* Sobre el ejercicio
Retoma el texto sobre las nueve familias que viven en taperas junto a sus casas demolidas y continúalo a partir de su última oración.

* Fragmento seleccionado
--------------------

De a ratos, un viento leve del Sur se cuela entre los pedazos de nai­lon negro que hacen de reparo para detener el frío, sin suerte,
porque los 5 grados de mínima de la madrugada de ayer eran di­
fíciles de soportar. El cielo, plo­mizo y amenazante, se deja ver
por las rendijas de los cañizos re­cuperados de la demolición y
que ahora sirven para limitar los breves espacios destinados a
cocinar, a comer o a dormir.

Lo único que se salva de la destruc­ción es la risa de los niños, en­fundados en camperas con capu­cha y usando la calle como patio de juegos, en el espacio robado a los autos y colectivos que hoy se convirtió en pista para andar en triciclo o en bici. La calle Roque Sáenz Peña o 25 de Mayo, según si quien la nombra se para en Ca­pital o en Santa Lucía, devino en espacio común para las 9 fami­
lias que desde hace casi un mes vieron caer las paredes y techos
de sus casas y desde entonces, se acomodaron a vivir en taperas
precarias, levantadas al costado de las antiguas viviendas.

“Lo malo es el viento, porque acá hay
niños y gente grande, que corren el riesgo de enfermarse”, dijo
María Ramos. Ariel Villanueva, que ayer dejó su trabajo para ver
cómo la estaba pasando su fami­lia con tanto frío, resumió su de­
sazón en cuatro palabras: “No nos dejaron nada”, dijo.

Junto a su mujer, Natalia, Ariel tuvo que acostumbrarse a vivir en una de las carpas que cedió el Ministerio de Desarrollo Humano, al lado de un reparo que construyó para proteger sus cosas. “Nosotros trabajamos y con lo poco que tenemos, vamos comprando cosas. Por eso nos duele ver que ahora todo se está arruinando. Pero más nos duele ver cómo sufren los chicos: mi hijo de 5 años, que había empezado el jardín, ahora no quiere ir porque dice que le da vergüenza vivir en la calle”, se lamentó Ariel.

--------------------

* Datos de comprensión de documentos
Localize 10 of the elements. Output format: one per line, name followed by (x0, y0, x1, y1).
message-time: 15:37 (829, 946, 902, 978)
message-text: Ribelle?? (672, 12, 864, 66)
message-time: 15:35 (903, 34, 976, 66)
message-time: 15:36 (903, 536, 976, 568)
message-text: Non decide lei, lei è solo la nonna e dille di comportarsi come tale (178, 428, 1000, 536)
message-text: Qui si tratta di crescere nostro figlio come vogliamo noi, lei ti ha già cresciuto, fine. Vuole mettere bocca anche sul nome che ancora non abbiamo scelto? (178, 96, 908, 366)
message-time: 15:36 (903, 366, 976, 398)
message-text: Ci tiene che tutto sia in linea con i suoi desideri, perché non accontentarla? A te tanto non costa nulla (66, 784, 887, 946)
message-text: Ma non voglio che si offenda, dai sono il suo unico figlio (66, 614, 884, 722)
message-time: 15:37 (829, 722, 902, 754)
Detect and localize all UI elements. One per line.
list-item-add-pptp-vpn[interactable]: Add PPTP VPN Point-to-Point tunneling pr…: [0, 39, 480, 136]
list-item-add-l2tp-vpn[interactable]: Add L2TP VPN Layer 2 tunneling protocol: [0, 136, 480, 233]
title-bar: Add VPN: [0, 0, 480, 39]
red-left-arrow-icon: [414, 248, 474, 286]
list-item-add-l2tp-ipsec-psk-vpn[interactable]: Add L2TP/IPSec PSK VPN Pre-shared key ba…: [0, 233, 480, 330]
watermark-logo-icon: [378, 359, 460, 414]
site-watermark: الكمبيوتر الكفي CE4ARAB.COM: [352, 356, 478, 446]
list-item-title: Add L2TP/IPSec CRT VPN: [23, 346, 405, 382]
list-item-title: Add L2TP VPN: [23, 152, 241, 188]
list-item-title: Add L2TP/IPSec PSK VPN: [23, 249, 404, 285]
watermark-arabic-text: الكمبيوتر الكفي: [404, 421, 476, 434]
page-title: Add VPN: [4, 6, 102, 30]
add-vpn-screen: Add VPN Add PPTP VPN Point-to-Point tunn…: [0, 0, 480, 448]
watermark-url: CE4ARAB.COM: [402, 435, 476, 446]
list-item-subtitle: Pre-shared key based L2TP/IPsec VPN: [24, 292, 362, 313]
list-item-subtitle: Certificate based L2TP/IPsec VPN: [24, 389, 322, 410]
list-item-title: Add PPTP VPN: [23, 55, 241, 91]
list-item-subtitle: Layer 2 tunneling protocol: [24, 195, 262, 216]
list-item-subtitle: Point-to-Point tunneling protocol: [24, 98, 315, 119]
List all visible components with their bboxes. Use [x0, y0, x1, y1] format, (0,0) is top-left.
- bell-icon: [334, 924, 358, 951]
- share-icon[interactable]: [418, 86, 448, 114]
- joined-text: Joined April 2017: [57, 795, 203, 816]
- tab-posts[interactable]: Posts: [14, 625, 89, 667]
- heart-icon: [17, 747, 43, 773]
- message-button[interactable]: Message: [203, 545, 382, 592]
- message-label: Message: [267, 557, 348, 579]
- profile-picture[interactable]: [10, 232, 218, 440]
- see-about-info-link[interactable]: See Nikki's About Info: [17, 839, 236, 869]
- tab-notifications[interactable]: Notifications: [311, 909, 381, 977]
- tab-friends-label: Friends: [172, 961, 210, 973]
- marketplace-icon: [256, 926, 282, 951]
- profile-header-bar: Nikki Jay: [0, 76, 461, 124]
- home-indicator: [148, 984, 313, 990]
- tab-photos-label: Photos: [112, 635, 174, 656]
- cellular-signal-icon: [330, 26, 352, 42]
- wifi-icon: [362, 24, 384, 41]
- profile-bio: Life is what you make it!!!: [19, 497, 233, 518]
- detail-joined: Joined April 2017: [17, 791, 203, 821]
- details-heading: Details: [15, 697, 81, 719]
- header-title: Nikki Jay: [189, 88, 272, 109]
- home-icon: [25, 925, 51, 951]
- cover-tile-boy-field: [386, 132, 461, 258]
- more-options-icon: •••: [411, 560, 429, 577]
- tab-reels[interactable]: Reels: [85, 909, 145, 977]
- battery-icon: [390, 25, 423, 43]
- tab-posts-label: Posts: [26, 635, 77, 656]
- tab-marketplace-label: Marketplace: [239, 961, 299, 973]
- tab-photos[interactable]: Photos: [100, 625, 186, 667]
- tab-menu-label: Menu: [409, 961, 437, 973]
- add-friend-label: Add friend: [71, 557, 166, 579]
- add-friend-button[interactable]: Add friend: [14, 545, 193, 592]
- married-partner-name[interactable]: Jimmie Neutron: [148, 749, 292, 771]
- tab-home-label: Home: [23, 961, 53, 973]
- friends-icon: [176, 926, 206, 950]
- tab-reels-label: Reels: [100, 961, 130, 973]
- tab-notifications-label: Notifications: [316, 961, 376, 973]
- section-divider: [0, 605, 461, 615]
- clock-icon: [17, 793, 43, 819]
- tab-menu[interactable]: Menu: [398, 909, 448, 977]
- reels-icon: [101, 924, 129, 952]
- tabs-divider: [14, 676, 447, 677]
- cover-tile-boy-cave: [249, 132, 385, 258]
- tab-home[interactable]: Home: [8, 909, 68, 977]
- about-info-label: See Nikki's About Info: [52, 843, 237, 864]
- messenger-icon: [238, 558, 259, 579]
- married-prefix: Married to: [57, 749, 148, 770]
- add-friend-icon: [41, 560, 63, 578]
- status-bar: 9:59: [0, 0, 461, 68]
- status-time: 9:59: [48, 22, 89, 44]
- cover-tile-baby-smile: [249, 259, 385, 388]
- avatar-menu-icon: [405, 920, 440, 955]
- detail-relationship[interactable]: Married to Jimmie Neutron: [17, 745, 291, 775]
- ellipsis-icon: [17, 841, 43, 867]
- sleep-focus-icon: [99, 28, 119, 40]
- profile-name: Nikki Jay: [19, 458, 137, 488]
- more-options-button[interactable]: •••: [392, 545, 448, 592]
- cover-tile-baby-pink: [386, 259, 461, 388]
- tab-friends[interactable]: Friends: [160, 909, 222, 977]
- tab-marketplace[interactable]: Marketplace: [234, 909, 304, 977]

--------------------

* Resultado
Asomando los ojitos brillantes en la capucha de su campera rosada, Fernanda, una nena de 8 años que también vive en las carpas con su familia y que cursa el Tercer grado en la escuela Rivadavia, sintetizó de forma dramática su experiencia. “Un día -dijo- me levanté y me fui a la escuela, con mis hermanos. Cuando volvimos al mediodía, las casas no estaban más, porque las habían tirado y todos estaban llorando”.

Entre las 9 familias que quedaron en la calle, hay casi una veintena de chicos en edad escolar y 10 más pequeños. También hay varios adultos mayores, algunos con su movilidad reducida, que desde ayer permanecen en los reparos envueltos en frazadas para no sentir frío. “Lo peor es pasar la noche. Solamente tenemos la luz de la calle, porque nos cortaron la luz y el agua. Y por más que nos abriguemos, el viento se mete igual. A veces parece que el nailon se va a volar. Y ya se están secando hasta las plantas que teníamos puestas acá”, dijo Lidia Guiñazú, la vecina más antigua, mirando con tristeza los malvones mustios de lo que fue su casa.